▶ **WHAT YOU SHOULD DO**
Extract each line where the string "this" shows up.

▶ **LISTING**
++++++++++
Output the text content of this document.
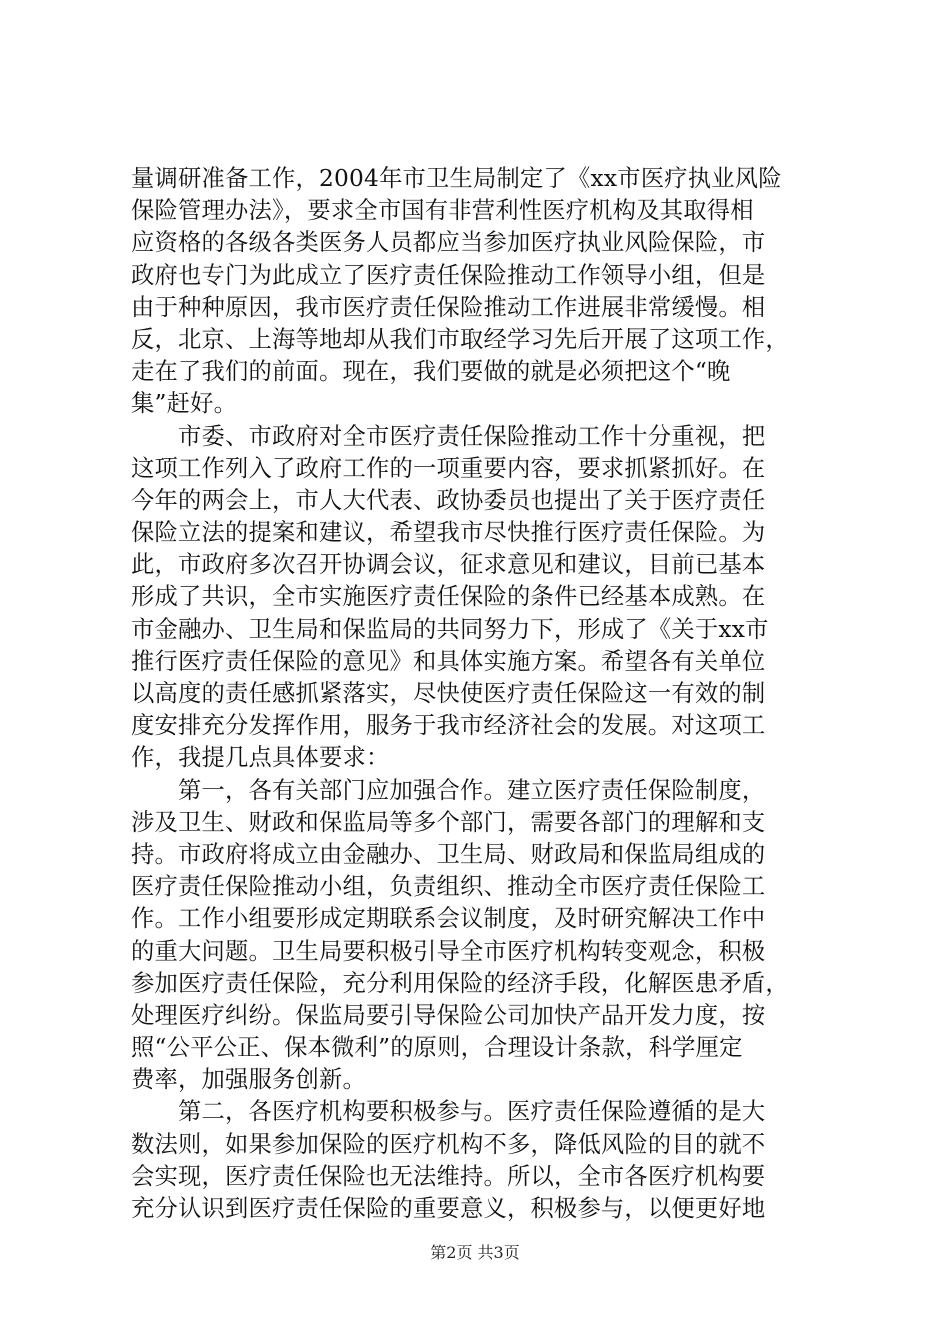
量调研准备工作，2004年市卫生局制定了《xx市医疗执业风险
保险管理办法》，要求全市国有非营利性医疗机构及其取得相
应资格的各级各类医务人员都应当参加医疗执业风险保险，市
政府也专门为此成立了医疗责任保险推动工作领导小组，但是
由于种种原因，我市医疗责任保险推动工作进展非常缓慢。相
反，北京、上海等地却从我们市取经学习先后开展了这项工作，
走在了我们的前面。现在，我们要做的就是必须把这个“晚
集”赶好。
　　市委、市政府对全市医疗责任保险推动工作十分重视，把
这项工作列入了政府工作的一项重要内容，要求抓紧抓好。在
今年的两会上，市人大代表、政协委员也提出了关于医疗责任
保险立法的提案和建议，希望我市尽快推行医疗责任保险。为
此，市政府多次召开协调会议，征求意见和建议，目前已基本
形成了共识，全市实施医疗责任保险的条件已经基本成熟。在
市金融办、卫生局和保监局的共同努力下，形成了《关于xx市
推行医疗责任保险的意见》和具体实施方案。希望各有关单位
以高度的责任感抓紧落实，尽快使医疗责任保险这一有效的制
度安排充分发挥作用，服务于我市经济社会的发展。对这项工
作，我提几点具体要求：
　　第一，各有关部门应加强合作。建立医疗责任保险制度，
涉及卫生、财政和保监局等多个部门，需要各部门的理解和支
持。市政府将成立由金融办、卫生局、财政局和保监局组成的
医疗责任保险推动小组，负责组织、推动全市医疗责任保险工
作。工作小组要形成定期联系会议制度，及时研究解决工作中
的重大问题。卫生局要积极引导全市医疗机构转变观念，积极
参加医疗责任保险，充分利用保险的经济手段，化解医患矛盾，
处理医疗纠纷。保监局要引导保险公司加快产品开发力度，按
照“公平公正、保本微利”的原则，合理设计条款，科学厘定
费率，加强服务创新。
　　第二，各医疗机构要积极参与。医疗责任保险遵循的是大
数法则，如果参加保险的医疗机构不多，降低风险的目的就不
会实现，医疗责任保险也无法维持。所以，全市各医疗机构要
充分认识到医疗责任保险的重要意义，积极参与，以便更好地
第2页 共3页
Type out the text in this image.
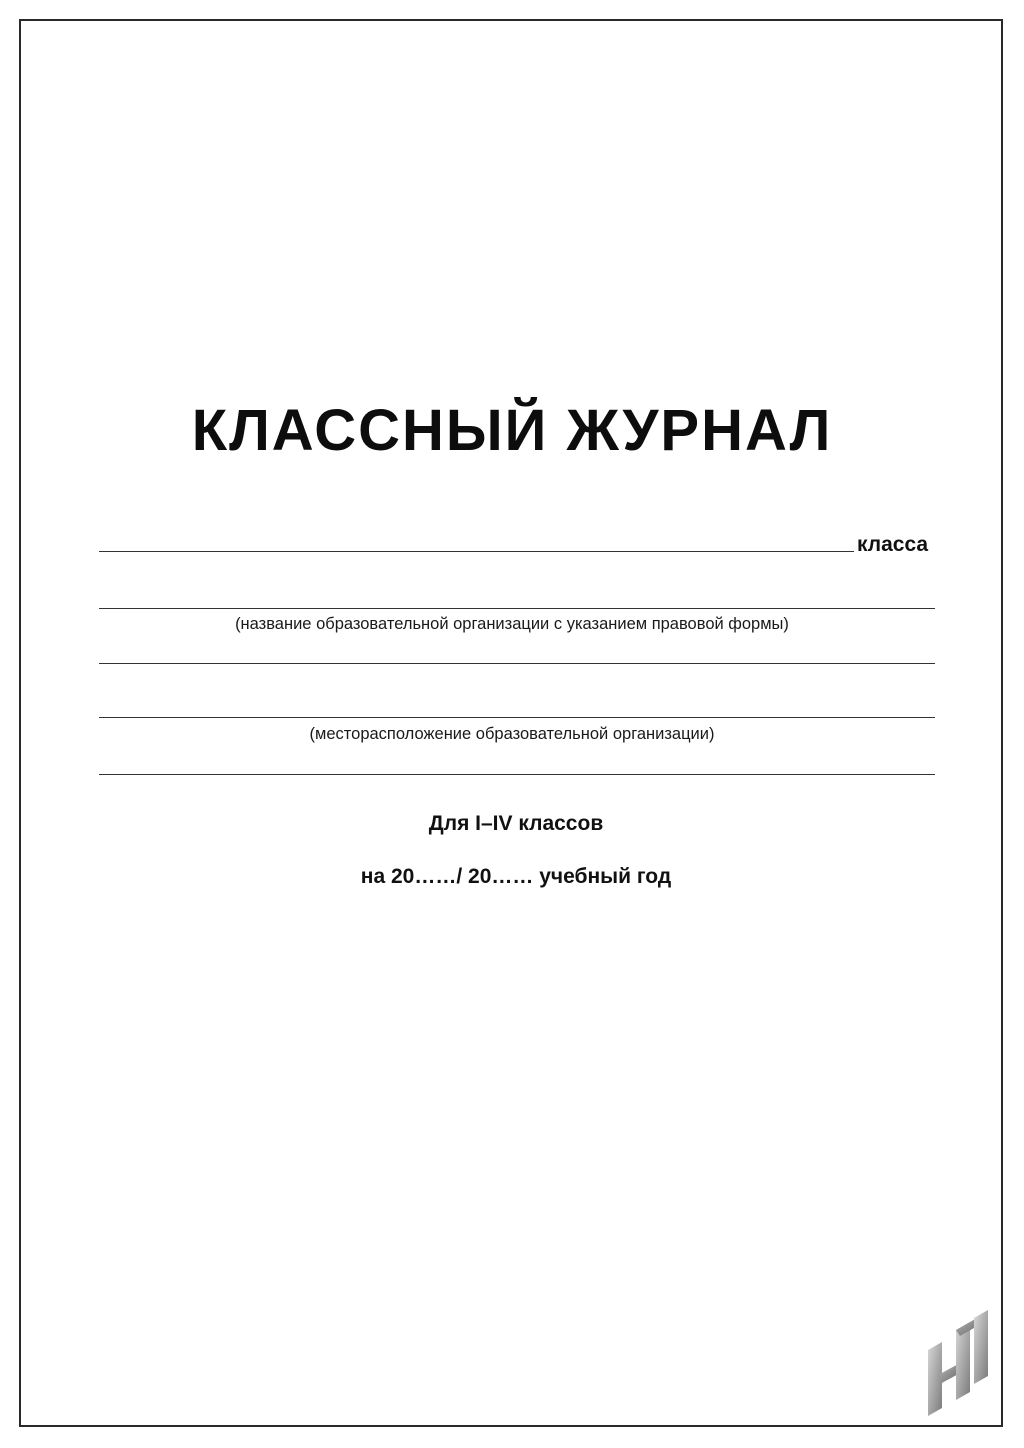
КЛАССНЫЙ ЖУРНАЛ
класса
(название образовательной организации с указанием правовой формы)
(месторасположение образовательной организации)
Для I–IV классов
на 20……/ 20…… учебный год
++++++++++
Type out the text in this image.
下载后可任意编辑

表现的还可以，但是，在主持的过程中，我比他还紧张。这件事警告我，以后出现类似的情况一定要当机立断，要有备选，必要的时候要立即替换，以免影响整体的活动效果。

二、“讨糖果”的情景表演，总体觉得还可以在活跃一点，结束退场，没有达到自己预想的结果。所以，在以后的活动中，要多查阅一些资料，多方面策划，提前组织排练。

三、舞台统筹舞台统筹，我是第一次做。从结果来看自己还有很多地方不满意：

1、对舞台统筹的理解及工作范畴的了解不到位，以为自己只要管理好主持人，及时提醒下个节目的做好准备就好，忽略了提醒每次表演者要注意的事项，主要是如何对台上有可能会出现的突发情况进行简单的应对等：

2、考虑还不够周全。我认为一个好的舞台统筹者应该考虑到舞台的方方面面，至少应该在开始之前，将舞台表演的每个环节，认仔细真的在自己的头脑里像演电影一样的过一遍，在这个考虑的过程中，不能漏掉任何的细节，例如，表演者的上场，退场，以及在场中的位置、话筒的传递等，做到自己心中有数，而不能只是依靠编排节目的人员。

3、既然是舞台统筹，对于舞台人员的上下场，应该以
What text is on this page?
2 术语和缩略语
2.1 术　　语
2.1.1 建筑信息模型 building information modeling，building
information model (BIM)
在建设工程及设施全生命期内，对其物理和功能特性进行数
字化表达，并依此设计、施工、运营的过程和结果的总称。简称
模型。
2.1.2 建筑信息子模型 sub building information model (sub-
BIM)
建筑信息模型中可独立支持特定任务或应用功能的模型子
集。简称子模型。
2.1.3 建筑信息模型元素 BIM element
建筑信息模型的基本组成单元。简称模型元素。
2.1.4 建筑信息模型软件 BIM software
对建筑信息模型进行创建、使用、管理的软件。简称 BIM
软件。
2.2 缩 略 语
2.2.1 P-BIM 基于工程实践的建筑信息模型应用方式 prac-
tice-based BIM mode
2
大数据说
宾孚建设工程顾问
++++++++++
▶ **RESULT**
Output the text content of this document.
Type out the text in this image.
Type out the text in this image.
What text is on this page?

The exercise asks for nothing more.